(Saved entries)
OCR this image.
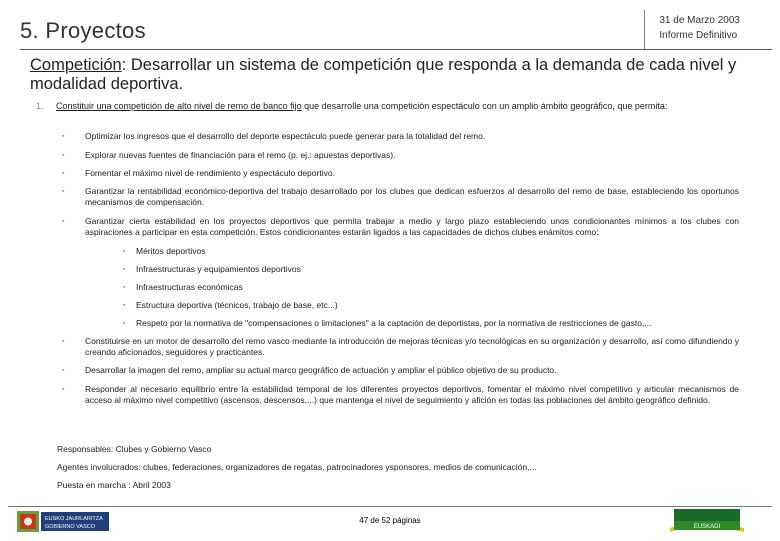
5. Proyectos	31 de Marzo 2003
Informe Definitivo
Competición: Desarrollar un sistema de competición que responda a la demanda de cada nivel y modalidad deportiva.
1. Constituir una competición de alto nivel de remo de banco fijo que desarrolle una competición espectáculo con un amplio ámbito geográfico, que permita:
▪ Optimizar los ingresos que el desarrollo del deporte espectáculo puede generar para la totalidad del remo.
▪ Explorar nuevas fuentes de financiación para el remo (p. ej.: apuestas deportivas).
▪ Fomentar el máximo nivel de rendimiento y espectáculo deportivo.
▪ Garantizar la rentabilidad económico-deportiva del trabajo desarrollado por los clubes que dedican esfuerzos al desarrollo del remo de base, estableciendo los oportunos mecanismos de compensación.
▪ Garantizar cierta estabilidad en los proyectos deportivos que permita trabajar a medio y largo plazo estableciendo unos condicionantes mínimos a los clubes con aspiraciones a participar en esta competición. Estos condicionantes estarán ligados a las capacidades de dichos clubes enámitos como:
▪ Méritos deportivos
▪ Infraestructuras y equipamientos deportivos
▪ Infraestructuras económicas
▪ Estructura deportiva (técnicos, trabajo de base, etc...)
▪ Respeto por la normativa de "compensaciones o limitaciones" a la captación de deportistas, por la normativa de restricciones de gasto,...
▪ Constituirse en un motor de desarrollo del remo vasco mediante la introducción de mejoras técnicas y/o tecnológicas en su organización y desarrollo, así como difundiendo y creando aficionados, seguidores y practicantes.
▪ Desarrollar la imagen del remo, ampliar su actual marco geográfico de actuación y ampliar el público objetivo de su producto.
▪ Responder al necesario equilibrio entre la estabilidad temporal de los diferentes proyectos deportivos, fomentar el máximo nivel competitivo y articular mecanismos de acceso al máximo nivel competitivo (ascensos, descensos,...) que mantenga el nivel de seguimiento y afición en todas las poblaciones del ámbito geográfico definido.
Responsables: Clubes y Gobierno Vasco
Agentes involucrados: clubes, federaciones, organizadores de regatas, patrocinadores ysponsores, medios de comunicación,...
Puesta en marcha : Abril 2003
EUSKO JAURLARITZA
GOBIERNO VASCO
47 de 52 páginas
EUSKADI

**WHAT THE TASK ASKS:** Find each line holding "estableciendo". Copy it out.

**RESULT OF THE EXERCISE:**
▪ Garantizar la rentabilidad económico-deportiva del trabajo desarrollado por los clubes que dedican esfuerzos al desarrollo del remo de base, estableciendo los oportunos mecanismos de compensación.
▪ Garantizar cierta estabilidad en los proyectos deportivos que permita trabajar a medio y largo plazo estableciendo unos condicionantes mínimos a los clubes con aspiraciones a participar en esta competición. Estos condicionantes estarán ligados a las capacidades de dichos clubes enámitos como:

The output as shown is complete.